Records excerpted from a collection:
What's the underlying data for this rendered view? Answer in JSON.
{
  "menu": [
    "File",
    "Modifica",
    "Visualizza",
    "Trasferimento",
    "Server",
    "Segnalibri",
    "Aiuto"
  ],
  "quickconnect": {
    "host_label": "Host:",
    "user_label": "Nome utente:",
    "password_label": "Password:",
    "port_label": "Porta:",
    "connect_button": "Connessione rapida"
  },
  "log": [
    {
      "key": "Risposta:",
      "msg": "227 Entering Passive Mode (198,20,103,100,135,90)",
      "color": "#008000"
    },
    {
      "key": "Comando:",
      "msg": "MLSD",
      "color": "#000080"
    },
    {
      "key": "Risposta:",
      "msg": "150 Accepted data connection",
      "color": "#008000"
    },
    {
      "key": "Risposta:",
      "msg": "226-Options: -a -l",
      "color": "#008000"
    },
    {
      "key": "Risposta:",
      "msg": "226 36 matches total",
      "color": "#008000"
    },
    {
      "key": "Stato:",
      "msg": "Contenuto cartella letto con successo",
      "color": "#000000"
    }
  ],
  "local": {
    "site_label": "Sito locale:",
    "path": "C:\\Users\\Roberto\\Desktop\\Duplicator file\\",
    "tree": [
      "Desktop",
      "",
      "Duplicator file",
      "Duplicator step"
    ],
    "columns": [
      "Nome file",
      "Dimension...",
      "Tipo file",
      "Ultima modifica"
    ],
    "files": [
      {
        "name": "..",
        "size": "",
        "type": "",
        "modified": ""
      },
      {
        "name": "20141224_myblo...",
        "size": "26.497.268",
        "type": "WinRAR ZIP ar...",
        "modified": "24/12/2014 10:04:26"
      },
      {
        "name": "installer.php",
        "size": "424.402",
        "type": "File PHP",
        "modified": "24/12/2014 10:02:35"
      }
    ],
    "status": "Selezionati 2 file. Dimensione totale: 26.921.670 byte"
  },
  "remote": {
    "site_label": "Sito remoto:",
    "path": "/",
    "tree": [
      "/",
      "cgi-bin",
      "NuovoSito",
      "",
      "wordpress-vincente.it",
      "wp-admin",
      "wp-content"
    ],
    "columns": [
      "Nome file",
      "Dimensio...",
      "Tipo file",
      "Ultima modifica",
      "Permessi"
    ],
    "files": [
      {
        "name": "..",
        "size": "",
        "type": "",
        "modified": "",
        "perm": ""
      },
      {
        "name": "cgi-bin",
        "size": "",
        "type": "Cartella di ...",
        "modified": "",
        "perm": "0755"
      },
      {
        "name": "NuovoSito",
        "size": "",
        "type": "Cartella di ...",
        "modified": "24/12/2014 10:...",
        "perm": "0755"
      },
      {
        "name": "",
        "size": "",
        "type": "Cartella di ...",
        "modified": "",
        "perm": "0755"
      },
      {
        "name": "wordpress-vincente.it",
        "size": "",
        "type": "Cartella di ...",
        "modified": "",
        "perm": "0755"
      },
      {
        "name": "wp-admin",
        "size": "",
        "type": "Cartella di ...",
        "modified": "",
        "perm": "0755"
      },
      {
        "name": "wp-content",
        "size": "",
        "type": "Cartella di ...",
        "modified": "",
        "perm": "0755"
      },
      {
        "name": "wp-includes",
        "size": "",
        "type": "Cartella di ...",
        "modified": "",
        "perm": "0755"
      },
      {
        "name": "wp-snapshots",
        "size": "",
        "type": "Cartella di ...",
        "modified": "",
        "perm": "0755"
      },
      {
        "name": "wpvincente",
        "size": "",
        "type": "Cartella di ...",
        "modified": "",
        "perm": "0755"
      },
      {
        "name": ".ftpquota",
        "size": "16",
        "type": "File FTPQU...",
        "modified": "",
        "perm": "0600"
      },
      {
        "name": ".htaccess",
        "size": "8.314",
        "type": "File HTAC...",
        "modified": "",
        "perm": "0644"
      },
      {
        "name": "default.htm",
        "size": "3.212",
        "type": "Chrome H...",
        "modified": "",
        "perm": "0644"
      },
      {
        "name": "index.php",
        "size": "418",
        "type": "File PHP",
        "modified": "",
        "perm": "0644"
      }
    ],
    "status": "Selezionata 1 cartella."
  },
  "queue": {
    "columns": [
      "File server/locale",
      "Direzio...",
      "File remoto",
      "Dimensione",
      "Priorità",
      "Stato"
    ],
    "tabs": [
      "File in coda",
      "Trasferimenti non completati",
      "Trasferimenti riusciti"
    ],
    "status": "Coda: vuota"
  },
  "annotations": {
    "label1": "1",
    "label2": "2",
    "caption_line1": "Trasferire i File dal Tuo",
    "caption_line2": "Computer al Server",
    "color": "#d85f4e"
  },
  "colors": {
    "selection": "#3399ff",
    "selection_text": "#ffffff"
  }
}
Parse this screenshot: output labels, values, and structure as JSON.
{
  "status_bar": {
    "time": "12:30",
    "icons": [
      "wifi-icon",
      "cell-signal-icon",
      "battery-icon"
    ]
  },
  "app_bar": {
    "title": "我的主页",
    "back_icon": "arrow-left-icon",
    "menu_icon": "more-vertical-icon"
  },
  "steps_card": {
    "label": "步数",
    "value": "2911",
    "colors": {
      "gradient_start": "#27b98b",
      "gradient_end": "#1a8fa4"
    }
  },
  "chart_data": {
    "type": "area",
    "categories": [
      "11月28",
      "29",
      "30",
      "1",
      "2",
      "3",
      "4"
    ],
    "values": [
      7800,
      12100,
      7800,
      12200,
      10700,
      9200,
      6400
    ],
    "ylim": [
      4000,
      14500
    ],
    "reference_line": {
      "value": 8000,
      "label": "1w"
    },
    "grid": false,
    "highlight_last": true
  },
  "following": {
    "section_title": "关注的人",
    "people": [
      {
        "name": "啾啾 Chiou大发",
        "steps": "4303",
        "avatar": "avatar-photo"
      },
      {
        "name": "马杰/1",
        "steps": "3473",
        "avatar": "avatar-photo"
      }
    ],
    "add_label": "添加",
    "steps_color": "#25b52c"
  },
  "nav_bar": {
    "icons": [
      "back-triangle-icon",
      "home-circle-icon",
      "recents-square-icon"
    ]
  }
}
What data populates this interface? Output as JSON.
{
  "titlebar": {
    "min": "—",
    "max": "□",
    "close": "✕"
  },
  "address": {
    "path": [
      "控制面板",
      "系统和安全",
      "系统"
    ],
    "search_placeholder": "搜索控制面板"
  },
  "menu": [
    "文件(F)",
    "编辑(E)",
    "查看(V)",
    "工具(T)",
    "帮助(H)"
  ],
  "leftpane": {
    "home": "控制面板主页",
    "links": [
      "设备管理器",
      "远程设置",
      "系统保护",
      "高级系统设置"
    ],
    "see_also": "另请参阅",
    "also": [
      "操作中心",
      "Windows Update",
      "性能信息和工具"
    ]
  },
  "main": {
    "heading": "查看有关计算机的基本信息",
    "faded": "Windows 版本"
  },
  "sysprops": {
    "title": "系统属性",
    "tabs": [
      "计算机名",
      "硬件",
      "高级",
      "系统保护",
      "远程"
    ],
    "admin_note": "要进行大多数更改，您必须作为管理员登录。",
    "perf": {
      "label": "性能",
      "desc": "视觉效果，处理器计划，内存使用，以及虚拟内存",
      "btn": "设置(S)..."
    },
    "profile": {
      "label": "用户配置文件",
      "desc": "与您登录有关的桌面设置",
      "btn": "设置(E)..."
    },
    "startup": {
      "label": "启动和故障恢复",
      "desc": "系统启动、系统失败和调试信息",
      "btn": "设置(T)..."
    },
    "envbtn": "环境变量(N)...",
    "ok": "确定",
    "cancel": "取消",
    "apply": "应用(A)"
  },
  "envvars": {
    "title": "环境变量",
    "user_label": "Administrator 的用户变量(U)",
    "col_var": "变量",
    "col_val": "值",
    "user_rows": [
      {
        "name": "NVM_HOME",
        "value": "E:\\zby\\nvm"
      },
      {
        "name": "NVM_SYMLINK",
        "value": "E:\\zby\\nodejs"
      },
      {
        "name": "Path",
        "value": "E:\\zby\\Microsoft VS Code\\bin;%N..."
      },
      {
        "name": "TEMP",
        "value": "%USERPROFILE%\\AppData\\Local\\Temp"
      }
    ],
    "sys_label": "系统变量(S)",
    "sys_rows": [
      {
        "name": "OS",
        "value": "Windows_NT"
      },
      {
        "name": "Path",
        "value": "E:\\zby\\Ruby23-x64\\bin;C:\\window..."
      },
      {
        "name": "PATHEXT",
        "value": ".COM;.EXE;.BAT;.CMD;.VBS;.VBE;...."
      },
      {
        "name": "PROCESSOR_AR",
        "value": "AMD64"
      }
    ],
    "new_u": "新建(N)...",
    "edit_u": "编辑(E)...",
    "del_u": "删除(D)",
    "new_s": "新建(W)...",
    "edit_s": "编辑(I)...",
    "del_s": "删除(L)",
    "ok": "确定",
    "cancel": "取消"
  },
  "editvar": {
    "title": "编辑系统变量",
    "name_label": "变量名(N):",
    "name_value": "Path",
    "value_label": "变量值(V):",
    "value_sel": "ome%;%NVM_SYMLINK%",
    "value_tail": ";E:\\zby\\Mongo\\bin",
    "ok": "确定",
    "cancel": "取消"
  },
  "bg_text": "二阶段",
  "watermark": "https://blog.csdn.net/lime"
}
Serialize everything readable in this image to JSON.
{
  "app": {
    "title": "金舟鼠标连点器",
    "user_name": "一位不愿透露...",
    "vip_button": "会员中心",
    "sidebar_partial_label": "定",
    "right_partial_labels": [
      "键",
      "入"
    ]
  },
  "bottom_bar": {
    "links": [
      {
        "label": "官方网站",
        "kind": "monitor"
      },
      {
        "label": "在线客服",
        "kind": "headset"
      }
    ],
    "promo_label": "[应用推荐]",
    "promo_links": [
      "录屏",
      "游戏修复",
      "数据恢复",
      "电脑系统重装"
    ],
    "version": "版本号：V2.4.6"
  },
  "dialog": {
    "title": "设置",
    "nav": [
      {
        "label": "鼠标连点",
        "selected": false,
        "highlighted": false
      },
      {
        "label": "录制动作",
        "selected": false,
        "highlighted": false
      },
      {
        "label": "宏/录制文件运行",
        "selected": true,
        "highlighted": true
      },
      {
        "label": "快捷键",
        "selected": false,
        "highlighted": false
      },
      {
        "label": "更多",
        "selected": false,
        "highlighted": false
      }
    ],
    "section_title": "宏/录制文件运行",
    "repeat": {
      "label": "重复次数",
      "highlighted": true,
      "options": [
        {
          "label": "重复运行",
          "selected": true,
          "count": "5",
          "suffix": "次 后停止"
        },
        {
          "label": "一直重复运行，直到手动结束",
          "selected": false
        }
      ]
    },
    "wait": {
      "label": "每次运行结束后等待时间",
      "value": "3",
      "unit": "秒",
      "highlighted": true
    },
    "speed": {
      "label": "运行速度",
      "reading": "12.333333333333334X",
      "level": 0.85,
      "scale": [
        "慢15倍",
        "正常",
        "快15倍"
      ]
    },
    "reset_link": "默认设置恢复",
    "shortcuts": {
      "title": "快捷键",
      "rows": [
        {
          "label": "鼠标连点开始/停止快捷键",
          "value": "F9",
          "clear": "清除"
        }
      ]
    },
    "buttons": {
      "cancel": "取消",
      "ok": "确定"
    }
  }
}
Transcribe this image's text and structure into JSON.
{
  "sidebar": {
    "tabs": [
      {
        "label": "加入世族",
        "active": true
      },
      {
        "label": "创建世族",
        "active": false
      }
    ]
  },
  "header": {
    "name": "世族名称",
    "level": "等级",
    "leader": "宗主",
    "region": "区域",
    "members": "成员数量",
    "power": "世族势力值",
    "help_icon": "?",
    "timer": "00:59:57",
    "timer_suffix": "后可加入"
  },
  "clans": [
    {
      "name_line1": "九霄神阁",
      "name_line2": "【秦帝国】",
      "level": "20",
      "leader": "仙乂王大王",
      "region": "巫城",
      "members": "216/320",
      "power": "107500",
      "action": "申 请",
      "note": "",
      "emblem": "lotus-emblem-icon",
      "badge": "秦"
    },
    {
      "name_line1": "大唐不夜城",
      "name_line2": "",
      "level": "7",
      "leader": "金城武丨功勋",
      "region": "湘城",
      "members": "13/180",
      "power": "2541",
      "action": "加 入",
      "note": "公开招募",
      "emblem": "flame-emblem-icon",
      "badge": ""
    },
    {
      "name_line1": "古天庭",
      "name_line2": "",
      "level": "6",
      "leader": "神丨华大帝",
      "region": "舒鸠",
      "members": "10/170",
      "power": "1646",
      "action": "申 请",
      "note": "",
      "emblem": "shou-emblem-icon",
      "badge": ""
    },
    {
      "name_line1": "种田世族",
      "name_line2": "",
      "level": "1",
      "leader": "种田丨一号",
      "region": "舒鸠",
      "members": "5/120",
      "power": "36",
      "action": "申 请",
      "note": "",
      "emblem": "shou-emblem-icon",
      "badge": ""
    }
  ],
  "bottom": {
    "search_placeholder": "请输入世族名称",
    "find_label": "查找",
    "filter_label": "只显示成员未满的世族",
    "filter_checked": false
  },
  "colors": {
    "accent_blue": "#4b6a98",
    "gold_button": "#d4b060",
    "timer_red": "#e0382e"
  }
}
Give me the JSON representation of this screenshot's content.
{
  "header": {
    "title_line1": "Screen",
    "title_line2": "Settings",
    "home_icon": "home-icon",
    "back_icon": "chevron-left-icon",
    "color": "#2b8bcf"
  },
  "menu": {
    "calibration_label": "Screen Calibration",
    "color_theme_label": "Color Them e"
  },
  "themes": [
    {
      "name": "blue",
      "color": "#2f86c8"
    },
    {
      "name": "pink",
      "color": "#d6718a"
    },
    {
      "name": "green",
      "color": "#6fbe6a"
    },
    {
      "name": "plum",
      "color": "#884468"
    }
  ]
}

▸ EXERCISE:
Copy all lines from the material that include "What".

▸ WRITTEN RESPONSE:
What's the underlying data for this rendered view? Answer in JSON.
What data populates this interface? Output as JSON.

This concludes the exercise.